Stated task: Within the records that follow, find every line containing the string "name". Copy those lines.

Data provided:
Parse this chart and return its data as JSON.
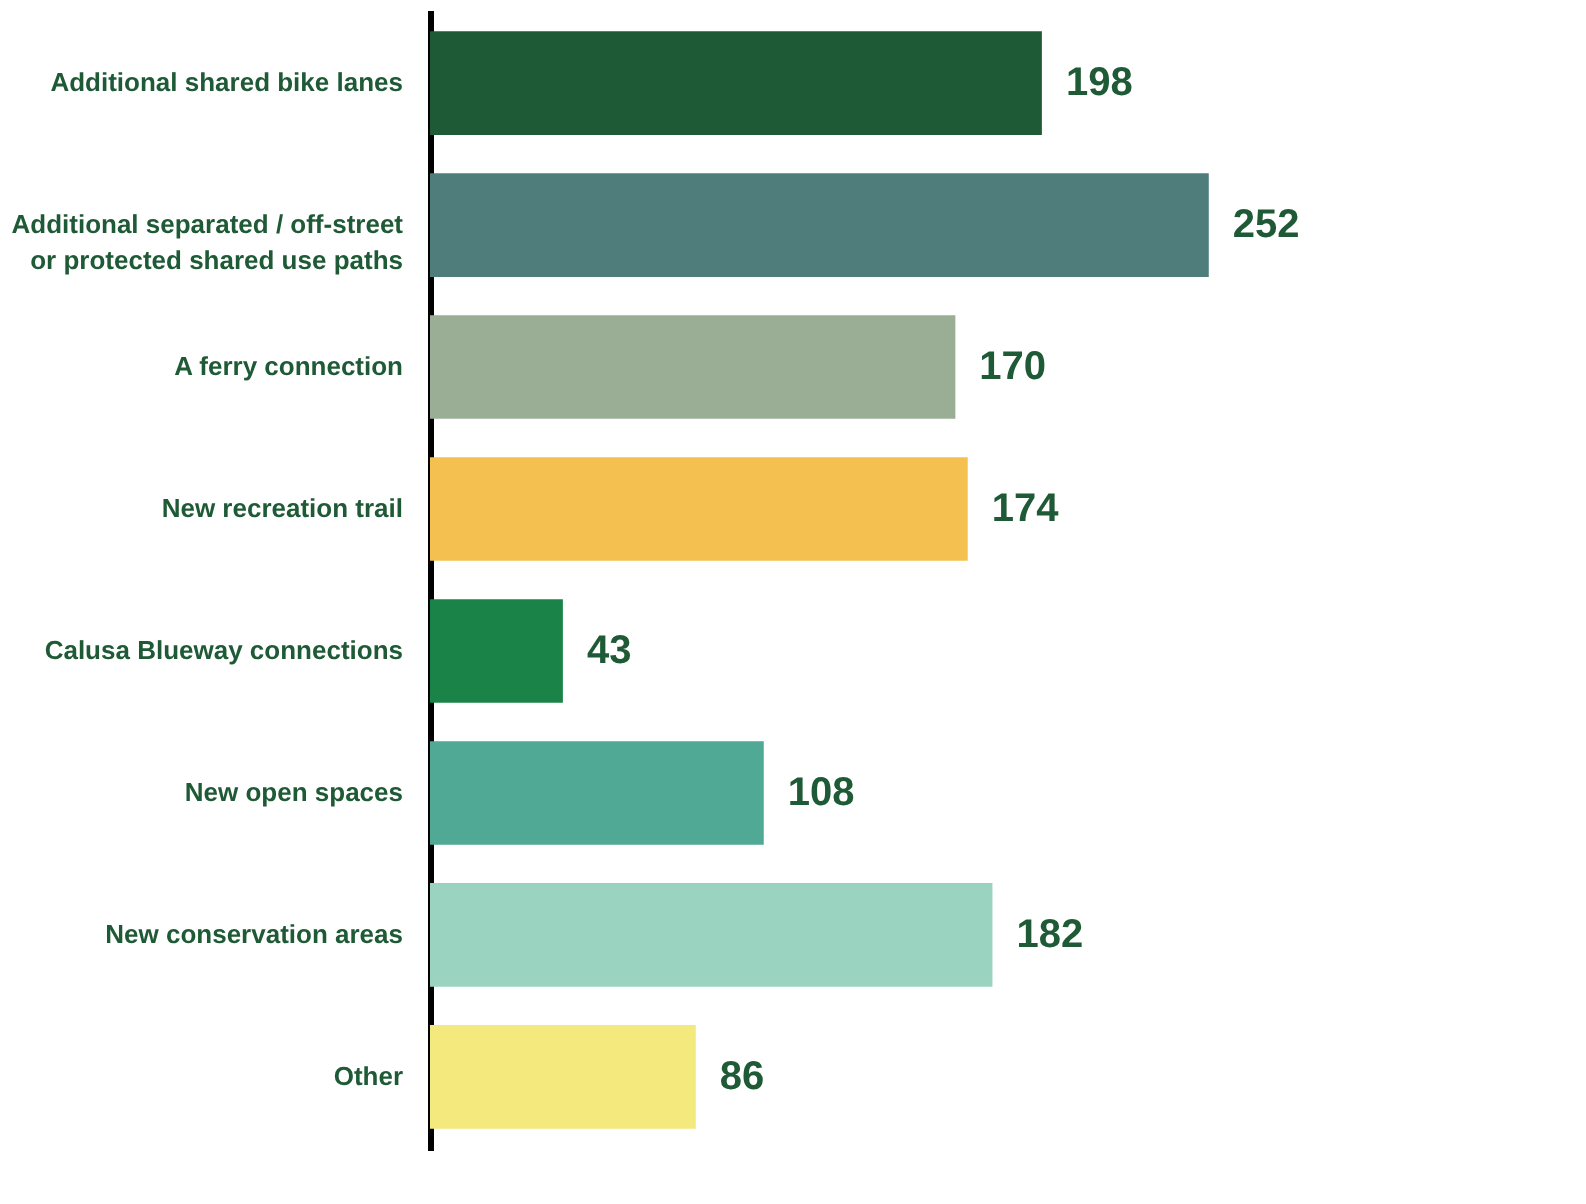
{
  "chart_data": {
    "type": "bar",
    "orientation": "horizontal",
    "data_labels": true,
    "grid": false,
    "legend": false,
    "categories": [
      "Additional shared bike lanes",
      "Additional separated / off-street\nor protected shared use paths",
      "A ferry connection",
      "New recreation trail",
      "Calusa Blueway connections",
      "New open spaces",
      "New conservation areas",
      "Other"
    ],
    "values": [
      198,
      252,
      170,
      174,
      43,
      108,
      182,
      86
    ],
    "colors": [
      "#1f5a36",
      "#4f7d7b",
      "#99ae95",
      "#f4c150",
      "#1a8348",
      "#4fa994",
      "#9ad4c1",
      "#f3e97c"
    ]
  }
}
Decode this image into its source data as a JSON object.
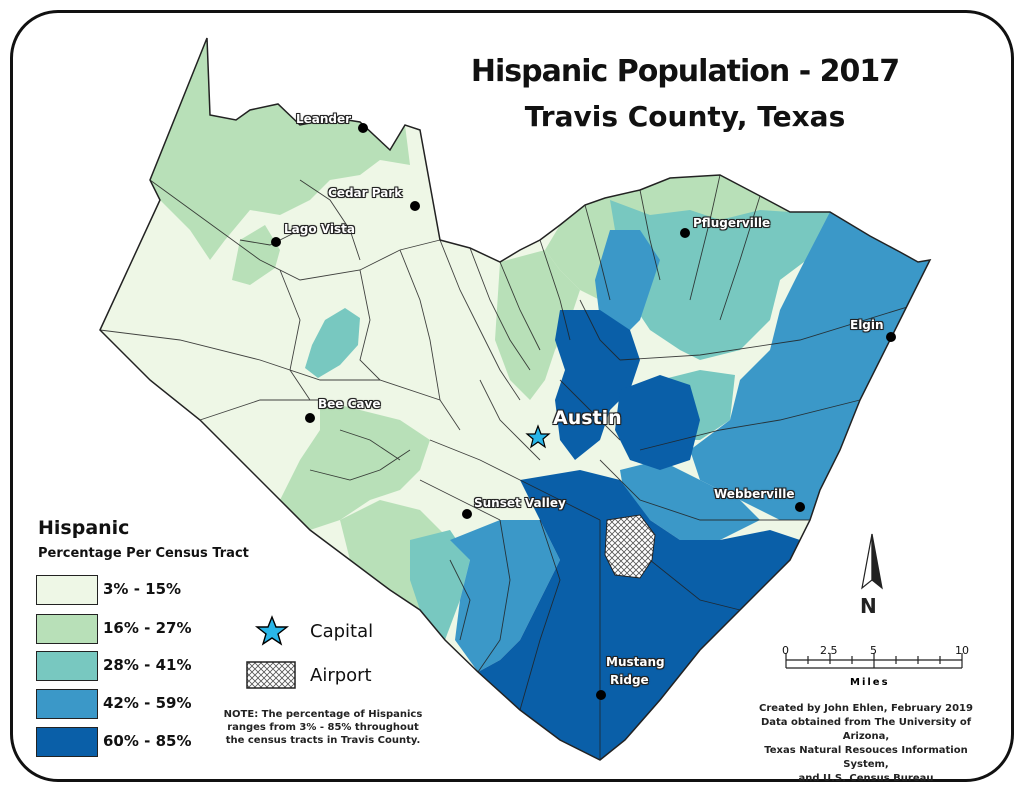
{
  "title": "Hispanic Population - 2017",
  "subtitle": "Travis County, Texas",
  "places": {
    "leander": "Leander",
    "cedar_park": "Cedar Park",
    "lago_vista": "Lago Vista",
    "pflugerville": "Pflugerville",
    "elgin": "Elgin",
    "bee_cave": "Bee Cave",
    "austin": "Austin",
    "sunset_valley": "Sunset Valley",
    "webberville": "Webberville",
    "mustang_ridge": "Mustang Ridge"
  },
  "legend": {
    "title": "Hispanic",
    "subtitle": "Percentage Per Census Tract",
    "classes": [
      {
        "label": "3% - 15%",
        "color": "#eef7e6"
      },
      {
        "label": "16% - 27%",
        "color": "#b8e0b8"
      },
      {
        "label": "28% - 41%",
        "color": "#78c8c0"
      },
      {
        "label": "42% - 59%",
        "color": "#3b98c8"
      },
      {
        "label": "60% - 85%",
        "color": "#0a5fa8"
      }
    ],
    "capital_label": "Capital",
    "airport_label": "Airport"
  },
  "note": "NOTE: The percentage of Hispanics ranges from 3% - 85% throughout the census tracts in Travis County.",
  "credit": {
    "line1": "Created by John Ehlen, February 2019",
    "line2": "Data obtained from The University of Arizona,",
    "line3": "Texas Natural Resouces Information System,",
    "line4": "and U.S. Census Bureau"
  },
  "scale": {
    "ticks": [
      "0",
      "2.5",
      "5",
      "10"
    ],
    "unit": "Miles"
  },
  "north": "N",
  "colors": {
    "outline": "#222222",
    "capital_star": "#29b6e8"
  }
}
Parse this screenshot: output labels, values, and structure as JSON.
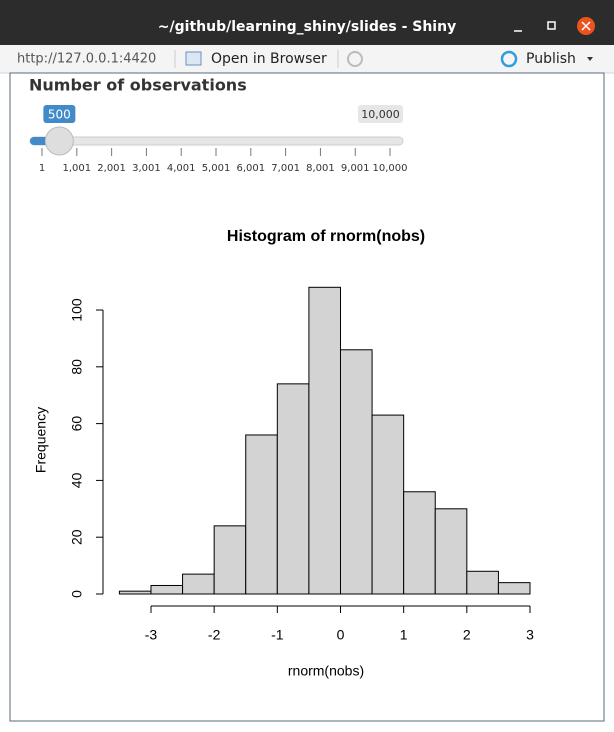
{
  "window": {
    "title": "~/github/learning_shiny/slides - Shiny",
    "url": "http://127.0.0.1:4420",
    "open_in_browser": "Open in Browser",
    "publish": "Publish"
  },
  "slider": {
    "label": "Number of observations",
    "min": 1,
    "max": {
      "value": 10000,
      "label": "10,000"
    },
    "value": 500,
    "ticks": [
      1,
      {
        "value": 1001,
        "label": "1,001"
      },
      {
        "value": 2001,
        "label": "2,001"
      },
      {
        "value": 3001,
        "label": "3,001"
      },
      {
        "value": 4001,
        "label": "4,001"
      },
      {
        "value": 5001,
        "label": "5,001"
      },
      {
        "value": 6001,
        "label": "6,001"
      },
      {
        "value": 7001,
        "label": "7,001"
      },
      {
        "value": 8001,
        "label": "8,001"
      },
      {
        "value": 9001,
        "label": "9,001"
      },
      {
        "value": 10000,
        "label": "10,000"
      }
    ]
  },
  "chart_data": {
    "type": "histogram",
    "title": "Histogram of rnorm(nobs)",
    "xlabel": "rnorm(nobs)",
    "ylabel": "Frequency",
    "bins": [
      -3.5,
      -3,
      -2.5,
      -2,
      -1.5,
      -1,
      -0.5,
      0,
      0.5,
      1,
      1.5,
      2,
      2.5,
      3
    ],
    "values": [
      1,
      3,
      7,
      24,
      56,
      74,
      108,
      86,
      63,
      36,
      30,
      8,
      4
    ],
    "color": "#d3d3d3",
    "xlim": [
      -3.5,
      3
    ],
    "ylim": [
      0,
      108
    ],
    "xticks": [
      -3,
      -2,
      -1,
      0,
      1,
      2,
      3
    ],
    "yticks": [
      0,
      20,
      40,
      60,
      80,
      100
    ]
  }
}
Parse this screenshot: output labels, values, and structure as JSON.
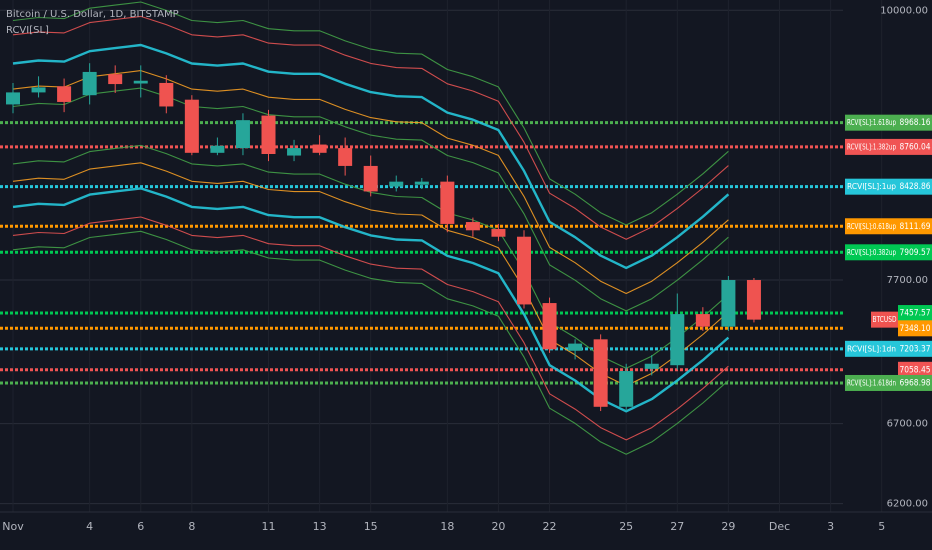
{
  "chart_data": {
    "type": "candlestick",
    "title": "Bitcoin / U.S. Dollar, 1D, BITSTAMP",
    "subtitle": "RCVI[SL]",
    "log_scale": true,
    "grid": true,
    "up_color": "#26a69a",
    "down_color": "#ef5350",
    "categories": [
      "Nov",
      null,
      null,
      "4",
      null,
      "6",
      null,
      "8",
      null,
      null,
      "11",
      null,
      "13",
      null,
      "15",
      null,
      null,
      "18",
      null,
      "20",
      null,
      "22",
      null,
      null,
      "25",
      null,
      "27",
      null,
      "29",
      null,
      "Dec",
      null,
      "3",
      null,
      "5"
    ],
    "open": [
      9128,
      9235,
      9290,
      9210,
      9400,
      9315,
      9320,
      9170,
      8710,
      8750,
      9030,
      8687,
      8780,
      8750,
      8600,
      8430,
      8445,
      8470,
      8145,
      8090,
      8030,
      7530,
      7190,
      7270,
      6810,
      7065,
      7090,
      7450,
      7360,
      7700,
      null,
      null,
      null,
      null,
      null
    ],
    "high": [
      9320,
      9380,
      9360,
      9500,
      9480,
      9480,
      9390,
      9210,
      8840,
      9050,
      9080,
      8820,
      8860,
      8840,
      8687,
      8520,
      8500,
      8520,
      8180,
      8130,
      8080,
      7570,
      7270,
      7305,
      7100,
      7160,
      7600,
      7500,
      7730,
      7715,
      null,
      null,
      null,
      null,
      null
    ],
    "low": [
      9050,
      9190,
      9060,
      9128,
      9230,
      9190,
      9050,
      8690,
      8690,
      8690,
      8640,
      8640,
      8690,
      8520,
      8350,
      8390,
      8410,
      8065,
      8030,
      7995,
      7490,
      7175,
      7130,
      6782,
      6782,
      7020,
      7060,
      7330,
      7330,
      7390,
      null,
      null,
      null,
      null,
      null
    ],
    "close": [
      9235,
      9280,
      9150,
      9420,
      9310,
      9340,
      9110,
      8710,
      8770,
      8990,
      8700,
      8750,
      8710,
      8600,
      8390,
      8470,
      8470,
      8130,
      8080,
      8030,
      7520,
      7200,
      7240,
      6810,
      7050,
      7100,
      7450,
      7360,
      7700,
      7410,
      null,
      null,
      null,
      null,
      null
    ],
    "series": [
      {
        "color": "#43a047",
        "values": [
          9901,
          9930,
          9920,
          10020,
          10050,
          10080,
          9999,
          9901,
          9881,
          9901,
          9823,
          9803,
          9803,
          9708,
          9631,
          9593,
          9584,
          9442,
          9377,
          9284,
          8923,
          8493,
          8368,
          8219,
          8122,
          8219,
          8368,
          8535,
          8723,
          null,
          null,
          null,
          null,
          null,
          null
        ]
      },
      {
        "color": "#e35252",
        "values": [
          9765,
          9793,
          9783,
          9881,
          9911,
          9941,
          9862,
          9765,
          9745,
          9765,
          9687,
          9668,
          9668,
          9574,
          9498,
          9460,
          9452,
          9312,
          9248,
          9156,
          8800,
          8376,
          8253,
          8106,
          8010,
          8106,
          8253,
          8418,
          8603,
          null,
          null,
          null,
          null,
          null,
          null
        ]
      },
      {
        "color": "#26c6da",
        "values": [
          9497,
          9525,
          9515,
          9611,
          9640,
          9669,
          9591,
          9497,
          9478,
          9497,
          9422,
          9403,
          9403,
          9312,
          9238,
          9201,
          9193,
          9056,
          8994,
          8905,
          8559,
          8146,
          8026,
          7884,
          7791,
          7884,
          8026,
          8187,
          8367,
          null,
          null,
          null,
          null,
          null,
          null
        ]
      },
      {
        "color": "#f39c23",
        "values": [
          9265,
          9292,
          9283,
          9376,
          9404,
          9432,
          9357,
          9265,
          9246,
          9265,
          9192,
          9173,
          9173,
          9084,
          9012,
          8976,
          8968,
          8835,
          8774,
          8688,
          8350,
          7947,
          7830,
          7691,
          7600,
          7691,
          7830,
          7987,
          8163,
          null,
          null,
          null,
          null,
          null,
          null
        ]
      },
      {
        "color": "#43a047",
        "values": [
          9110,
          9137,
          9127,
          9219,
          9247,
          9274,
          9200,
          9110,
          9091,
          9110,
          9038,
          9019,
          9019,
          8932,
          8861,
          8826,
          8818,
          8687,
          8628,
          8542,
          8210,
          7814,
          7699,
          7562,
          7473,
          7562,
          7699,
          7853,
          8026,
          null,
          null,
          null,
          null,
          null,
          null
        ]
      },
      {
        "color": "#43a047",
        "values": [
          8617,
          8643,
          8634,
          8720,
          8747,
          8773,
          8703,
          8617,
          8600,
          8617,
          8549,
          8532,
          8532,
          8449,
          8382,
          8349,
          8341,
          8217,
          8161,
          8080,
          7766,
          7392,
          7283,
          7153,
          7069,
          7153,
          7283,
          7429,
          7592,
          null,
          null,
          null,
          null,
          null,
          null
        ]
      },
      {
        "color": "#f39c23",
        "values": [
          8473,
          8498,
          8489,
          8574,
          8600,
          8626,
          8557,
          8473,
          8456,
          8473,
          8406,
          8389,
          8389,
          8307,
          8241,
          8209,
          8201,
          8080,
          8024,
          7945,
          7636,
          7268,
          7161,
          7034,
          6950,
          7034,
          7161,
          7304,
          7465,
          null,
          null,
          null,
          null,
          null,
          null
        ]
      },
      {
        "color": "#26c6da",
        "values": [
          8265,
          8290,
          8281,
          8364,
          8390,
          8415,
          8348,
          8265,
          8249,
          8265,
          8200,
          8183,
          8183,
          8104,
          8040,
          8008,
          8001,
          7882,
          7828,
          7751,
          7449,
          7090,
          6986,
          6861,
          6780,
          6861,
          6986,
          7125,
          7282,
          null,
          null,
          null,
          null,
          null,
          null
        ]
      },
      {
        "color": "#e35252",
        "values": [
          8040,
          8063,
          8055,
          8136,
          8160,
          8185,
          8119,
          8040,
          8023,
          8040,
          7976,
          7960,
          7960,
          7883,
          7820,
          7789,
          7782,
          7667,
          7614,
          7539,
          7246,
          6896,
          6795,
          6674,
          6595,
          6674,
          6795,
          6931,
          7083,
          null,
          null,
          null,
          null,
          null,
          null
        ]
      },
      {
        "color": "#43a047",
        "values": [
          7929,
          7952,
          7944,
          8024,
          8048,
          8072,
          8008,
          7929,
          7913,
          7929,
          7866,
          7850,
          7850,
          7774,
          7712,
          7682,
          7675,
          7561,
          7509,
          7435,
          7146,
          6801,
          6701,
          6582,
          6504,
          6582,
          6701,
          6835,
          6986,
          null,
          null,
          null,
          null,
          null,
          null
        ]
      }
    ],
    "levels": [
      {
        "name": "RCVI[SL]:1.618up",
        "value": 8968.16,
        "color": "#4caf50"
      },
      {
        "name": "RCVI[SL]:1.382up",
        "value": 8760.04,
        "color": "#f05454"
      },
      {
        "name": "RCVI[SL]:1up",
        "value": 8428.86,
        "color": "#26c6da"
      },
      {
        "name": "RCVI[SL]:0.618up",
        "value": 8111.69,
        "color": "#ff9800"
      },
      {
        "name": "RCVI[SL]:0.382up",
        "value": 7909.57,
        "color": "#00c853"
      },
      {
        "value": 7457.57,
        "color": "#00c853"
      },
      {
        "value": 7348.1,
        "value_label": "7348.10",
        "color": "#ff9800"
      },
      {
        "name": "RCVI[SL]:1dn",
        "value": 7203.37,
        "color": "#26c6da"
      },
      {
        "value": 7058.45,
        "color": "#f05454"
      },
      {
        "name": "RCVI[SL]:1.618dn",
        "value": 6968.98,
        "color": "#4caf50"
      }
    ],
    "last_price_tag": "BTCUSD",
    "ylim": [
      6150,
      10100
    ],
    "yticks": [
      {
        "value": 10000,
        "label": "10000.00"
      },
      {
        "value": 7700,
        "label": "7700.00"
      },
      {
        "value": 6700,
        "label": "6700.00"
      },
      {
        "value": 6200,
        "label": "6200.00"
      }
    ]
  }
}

Response:
        "name": "RCVI[SL]:1.618up",
        "name": "RCVI[SL]:1.382up",
        "name": "RCVI[SL]:1up",
        "name": "RCVI[SL]:0.618up",
        "name": "RCVI[SL]:0.382up",
        "name": "RCVI[SL]:1dn",
        "name": "RCVI[SL]:1.618dn",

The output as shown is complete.